### [The exercise]
Lines containing the word "Expected" are to be located and copied.

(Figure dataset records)
--

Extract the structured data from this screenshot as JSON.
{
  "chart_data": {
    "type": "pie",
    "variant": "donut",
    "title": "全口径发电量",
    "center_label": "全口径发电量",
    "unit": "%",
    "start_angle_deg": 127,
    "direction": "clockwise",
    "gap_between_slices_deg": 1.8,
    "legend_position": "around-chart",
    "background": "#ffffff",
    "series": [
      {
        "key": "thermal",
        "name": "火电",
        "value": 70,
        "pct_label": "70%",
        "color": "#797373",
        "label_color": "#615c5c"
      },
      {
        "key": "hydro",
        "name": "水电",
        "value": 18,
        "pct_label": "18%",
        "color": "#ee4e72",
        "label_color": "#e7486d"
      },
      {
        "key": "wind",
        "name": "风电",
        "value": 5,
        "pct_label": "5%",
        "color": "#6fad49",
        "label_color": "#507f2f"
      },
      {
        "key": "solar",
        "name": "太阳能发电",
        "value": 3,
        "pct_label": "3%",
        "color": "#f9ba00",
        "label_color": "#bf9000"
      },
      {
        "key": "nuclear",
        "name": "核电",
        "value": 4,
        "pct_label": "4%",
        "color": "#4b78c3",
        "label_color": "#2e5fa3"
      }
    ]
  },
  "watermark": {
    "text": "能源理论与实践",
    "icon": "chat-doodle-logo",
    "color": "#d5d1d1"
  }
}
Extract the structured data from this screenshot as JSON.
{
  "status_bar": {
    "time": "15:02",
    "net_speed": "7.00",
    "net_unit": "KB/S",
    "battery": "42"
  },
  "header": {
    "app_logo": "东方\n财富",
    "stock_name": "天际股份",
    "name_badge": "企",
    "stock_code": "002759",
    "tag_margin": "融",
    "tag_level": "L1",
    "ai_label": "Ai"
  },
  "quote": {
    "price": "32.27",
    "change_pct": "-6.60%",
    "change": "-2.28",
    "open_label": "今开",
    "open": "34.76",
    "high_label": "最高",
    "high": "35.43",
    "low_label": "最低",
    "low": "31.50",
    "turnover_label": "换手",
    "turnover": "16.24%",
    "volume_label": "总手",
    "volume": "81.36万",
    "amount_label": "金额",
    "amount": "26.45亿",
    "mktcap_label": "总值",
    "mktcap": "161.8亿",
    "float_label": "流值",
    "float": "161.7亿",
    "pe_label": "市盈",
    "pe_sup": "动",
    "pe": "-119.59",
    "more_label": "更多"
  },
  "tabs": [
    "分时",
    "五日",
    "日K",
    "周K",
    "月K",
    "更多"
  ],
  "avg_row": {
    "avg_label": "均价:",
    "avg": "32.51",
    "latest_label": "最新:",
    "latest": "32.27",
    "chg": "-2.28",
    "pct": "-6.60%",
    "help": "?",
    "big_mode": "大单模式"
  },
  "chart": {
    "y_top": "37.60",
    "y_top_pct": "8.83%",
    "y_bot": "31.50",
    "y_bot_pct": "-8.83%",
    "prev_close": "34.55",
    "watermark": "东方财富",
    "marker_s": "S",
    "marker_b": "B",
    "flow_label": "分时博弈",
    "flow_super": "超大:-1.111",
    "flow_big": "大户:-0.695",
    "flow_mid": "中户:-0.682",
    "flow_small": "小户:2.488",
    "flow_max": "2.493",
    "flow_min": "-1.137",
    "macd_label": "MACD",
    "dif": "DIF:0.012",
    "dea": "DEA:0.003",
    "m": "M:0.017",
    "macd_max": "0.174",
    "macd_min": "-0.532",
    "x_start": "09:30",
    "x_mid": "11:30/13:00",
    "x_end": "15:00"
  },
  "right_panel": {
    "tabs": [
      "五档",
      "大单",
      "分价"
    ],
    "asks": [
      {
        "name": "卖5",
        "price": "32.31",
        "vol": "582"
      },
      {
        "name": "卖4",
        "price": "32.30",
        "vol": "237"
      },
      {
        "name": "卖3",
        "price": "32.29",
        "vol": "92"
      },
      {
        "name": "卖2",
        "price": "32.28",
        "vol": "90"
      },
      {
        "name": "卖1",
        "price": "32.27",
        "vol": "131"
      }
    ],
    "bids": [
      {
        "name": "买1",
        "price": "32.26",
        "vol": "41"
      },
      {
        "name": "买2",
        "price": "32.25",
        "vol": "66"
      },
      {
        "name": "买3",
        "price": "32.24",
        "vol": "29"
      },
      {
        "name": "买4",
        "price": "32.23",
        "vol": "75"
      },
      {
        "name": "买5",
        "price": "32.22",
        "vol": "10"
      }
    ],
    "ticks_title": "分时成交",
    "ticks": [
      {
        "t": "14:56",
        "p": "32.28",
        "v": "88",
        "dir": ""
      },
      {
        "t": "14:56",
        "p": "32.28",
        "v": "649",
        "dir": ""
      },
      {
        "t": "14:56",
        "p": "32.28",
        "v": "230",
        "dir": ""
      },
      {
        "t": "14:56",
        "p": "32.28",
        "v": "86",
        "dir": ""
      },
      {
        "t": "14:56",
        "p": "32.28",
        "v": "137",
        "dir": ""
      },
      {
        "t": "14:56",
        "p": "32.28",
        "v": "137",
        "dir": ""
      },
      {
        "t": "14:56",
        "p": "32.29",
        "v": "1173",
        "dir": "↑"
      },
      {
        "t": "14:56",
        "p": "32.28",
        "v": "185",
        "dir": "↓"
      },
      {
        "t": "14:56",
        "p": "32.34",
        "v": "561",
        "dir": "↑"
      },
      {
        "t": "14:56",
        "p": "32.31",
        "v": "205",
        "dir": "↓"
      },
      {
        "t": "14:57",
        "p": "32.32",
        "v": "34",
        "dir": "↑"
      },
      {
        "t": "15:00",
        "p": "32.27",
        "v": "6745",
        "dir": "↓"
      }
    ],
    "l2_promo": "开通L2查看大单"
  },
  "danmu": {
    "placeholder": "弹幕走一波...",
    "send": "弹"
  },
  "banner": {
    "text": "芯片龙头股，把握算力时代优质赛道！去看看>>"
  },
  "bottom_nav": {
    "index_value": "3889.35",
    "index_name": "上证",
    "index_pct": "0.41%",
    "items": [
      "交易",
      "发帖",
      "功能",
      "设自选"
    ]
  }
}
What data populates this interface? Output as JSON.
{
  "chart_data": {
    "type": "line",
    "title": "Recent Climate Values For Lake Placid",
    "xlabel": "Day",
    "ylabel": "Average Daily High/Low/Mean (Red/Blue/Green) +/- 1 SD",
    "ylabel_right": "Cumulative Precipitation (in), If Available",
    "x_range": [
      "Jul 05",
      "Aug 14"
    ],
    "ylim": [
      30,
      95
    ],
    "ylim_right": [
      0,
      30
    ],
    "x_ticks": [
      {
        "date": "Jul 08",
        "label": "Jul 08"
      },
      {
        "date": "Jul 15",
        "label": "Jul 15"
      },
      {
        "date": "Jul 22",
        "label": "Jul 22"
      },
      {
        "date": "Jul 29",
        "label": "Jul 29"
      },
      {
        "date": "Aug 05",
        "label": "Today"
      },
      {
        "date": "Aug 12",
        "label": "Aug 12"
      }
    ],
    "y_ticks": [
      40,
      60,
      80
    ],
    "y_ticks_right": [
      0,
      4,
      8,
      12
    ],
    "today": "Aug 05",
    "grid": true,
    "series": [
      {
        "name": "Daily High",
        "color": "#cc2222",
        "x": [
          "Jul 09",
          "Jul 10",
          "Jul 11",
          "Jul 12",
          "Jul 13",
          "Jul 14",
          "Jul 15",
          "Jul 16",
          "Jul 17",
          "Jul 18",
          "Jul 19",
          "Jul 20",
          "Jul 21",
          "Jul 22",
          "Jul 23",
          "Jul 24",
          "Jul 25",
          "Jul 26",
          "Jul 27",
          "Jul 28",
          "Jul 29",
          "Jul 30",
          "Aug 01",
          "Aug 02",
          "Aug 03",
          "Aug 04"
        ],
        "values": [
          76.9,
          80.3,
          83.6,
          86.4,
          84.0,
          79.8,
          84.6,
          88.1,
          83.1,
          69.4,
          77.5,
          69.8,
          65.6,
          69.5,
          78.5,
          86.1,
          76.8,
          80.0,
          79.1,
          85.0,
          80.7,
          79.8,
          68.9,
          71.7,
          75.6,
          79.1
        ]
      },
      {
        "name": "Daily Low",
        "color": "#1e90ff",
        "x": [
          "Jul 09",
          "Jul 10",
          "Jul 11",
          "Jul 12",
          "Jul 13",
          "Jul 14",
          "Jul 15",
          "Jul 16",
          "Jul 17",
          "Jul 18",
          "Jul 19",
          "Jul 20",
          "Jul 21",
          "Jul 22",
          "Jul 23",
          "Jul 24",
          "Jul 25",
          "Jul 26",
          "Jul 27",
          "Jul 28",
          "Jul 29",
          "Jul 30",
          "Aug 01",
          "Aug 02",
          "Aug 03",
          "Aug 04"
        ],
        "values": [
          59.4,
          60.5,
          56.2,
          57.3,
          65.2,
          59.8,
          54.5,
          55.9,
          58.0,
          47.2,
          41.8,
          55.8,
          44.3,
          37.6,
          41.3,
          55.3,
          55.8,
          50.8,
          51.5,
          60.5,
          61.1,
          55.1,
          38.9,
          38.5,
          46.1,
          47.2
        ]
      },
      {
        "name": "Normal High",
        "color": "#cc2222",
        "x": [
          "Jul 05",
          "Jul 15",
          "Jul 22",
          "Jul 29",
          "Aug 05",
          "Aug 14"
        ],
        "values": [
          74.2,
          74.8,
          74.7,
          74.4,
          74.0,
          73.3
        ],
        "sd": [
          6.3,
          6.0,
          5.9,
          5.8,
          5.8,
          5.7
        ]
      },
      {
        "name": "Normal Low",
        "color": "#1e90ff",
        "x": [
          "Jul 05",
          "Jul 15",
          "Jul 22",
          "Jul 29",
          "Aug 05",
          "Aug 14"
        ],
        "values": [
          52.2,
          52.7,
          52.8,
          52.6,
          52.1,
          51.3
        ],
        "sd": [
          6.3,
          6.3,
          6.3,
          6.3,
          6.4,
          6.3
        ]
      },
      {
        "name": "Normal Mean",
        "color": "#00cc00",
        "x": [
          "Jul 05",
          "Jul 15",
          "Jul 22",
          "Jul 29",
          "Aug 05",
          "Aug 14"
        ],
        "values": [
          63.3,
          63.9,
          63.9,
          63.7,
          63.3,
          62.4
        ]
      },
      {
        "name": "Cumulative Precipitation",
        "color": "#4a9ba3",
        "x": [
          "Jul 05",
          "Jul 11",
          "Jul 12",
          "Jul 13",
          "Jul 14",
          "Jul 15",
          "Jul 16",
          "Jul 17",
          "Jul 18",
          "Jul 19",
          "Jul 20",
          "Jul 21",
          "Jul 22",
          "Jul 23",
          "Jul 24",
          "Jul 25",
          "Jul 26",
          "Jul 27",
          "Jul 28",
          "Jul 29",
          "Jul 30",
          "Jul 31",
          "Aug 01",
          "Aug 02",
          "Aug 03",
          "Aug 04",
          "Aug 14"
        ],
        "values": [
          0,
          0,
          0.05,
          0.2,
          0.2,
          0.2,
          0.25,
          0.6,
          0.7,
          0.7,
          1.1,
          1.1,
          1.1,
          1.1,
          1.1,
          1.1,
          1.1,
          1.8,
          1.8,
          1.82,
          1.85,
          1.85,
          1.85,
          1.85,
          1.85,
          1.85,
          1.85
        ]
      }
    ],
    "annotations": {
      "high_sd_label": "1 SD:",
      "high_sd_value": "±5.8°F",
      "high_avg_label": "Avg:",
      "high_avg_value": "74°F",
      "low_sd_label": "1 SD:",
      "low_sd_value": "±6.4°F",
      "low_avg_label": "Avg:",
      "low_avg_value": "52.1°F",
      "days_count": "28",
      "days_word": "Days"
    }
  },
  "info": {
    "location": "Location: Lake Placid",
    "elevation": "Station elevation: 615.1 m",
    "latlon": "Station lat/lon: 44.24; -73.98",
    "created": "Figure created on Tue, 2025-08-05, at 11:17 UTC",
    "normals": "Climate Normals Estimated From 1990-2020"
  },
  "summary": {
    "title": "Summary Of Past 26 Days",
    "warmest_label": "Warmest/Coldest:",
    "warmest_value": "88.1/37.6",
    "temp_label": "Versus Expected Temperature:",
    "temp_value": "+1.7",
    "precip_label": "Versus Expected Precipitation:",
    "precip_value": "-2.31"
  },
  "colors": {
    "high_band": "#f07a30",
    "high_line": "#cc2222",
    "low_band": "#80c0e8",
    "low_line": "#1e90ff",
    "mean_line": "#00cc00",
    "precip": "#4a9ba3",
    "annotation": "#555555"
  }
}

--

### [The response]
    "temp_label": "Versus Expected Temperature:",
    "precip_label": "Versus Expected Precipitation:",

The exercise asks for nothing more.